— EXERCISE PROMPT —
Identify the lines that include the word "Департамент", then copy all of them.

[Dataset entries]
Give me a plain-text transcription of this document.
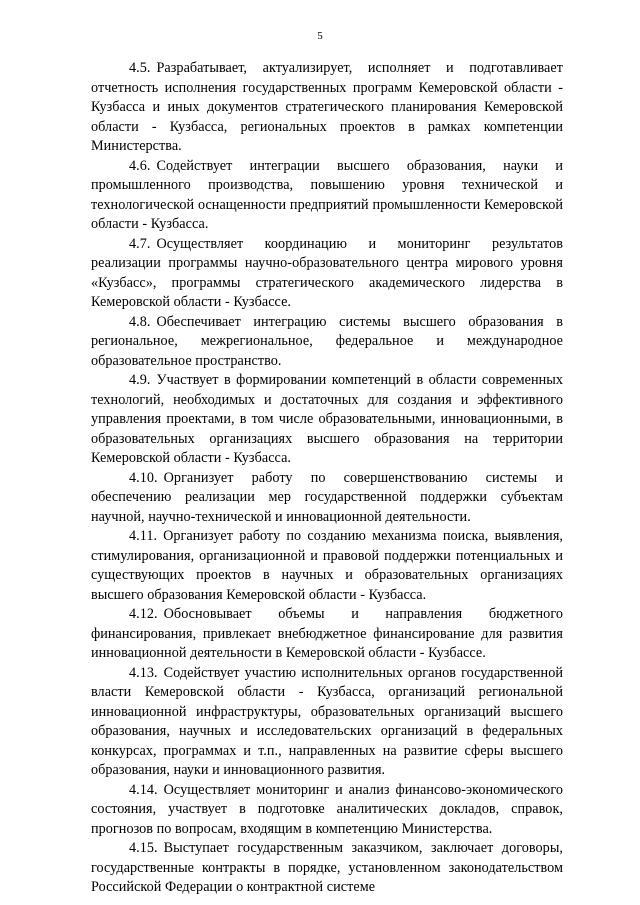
5

4.5. Разрабатывает, актуализирует, исполняет и подготавливает отчетность исполнения государственных программ Кемеровской области - Кузбасса и иных документов стратегического планирования Кемеровской области - Кузбасса, региональных проектов в рамках компетенции Министерства.

4.6. Содействует интеграции высшего образования, науки и промышленного производства, повышению уровня технической и технологической оснащенности предприятий промышленности Кемеровской области - Кузбасса.

4.7. Осуществляет координацию и мониторинг результатов реализации программы научно-образовательного центра мирового уровня «Кузбасс», программы стратегического академического лидерства в Кемеровской области - Кузбассе.

4.8. Обеспечивает интеграцию системы высшего образования в региональное, межрегиональное, федеральное и международное образовательное пространство.

4.9. Участвует в формировании компетенций в области современных технологий, необходимых и достаточных для создания и эффективного управления проектами, в том числе образовательными, инновационными, в образовательных организациях высшего образования на территории Кемеровской области - Кузбасса.

4.10. Организует работу по совершенствованию системы и обеспечению реализации мер государственной поддержки субъектам научной, научно-технической и инновационной деятельности.

4.11. Организует работу по созданию механизма поиска, выявления, стимулирования, организационной и правовой поддержки потенциальных и существующих проектов в научных и образовательных организациях высшего образования Кемеровской области - Кузбасса.

4.12. Обосновывает объемы и направления бюджетного финансирования, привлекает внебюджетное финансирование для развития инновационной деятельности в Кемеровской области - Кузбассе.

4.13. Содействует участию исполнительных органов государственной власти Кемеровской области - Кузбасса, организаций региональной инновационной инфраструктуры, образовательных организаций высшего образования, научных и исследовательских организаций в федеральных конкурсах, программах и т.п., направленных на развитие сферы высшего образования, науки и инновационного развития.

4.14. Осуществляет мониторинг и анализ финансово-экономического состояния, участвует в подготовке аналитических докладов, справок, прогнозов по вопросам, входящим в компетенцию Министерства.

4.15. Выступает государственным заказчиком, заключает договоры, государственные контракты в порядке, установленном законодательством Российской Федерации о контрактной системе
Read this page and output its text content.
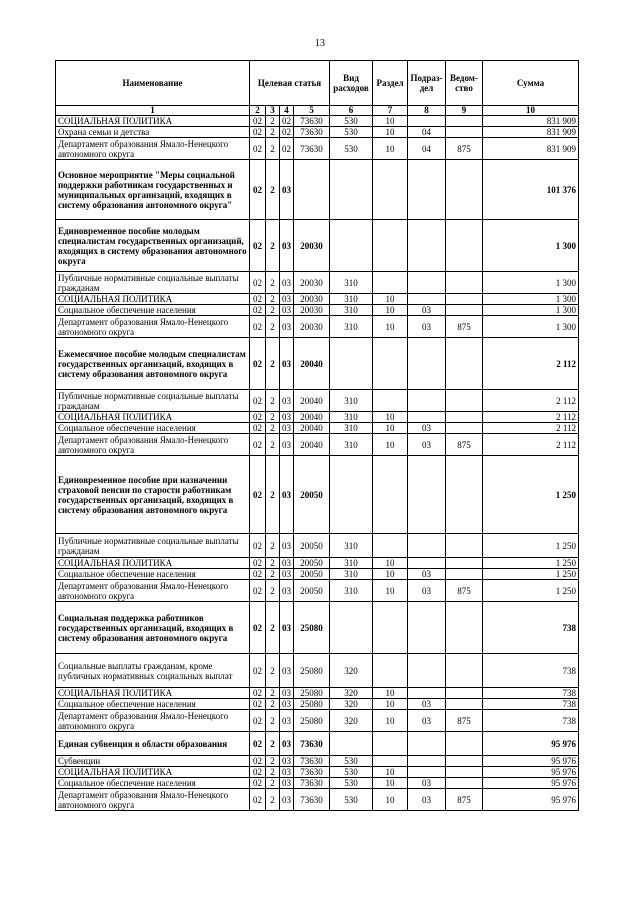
13
Наименование	Целевая статья				Вид расходов	Раздел	Подраз-дел	Ведом-ство	Сумма
1	2	3	4	5	6	7	8	9	10
СОЦИАЛЬНАЯ ПОЛИТИКА	02	2	02	73630	530	10			831 909
Охрана семьи и детства	02	2	02	73630	530	10	04		831 909
Департамент образования Ямало-Ненецкого автономного округа	02	2	02	73630	530	10	04	875	831 909
Основное мероприятие "Меры социальной поддержки работникам государственных и муниципальных организаций, входящих в систему образования автономного округа"	02	2	03						101 376
Единовременное пособие молодым специалистам государственных организаций, входящих в систему образования автономного округа	02	2	03	20030					1 300
Публичные нормативные социальные выплаты гражданам	02	2	03	20030	310				1 300
СОЦИАЛЬНАЯ ПОЛИТИКА	02	2	03	20030	310	10			1 300
Социальное обеспечение населения	02	2	03	20030	310	10	03		1 300
Департамент образования Ямало-Ненецкого автономного округа	02	2	03	20030	310	10	03	875	1 300
Ежемесячное пособие молодым специалистам государственных организаций, входящих в систему образования автономного округа	02	2	03	20040					2 112
Публичные нормативные социальные выплаты гражданам	02	2	03	20040	310				2 112
СОЦИАЛЬНАЯ ПОЛИТИКА	02	2	03	20040	310	10			2 112
Социальное обеспечение населения	02	2	03	20040	310	10	03		2 112
Департамент образования Ямало-Ненецкого автономного округа	02	2	03	20040	310	10	03	875	2 112
Единовременное пособие при назначении страховой пенсии по старости работникам государственных организаций, входящих в систему образования автономного округа	02	2	03	20050					1 250
Публичные нормативные социальные выплаты гражданам	02	2	03	20050	310				1 250
СОЦИАЛЬНАЯ ПОЛИТИКА	02	2	03	20050	310	10			1 250
Социальное обеспечение населения	02	2	03	20050	310	10	03		1 250
Департамент образования Ямало-Ненецкого автономного округа	02	2	03	20050	310	10	03	875	1 250
Социальная поддержка работников государственных организаций, входящих в систему образования автономного округа	02	2	03	25080					738
Социальные выплаты гражданам, кроме публичных нормативных социальных выплат	02	2	03	25080	320				738
СОЦИАЛЬНАЯ ПОЛИТИКА	02	2	03	25080	320	10			738
Социальное обеспечение населения	02	2	03	25080	320	10	03		738
Департамент образования Ямало-Ненецкого автономного округа	02	2	03	25080	320	10	03	875	738
Единая субвенция в области образования	02	2	03	73630					95 976
Субвенции	02	2	03	73630	530				95 976
СОЦИАЛЬНАЯ ПОЛИТИКА	02	2	03	73630	530	10			95 976
Социальное обеспечение населения	02	2	03	73630	530	10	03		95 976
Департамент образования Ямало-Ненецкого автономного округа	02	2	03	73630	530	10	03	875	95 976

— FINISHED TASK —
Департамент образования Ямало-Ненецкого автономного округа	02	2	02	73630	530	10	04	875	831 909
Департамент образования Ямало-Ненецкого автономного округа	02	2	03	20030	310	10	03	875	1 300
Департамент образования Ямало-Ненецкого автономного округа	02	2	03	20040	310	10	03	875	2 112
Департамент образования Ямало-Ненецкого автономного округа	02	2	03	20050	310	10	03	875	1 250
Департамент образования Ямало-Ненецкого автономного округа	02	2	03	25080	320	10	03	875	738
Департамент образования Ямало-Ненецкого автономного округа	02	2	03	73630	530	10	03	875	95 976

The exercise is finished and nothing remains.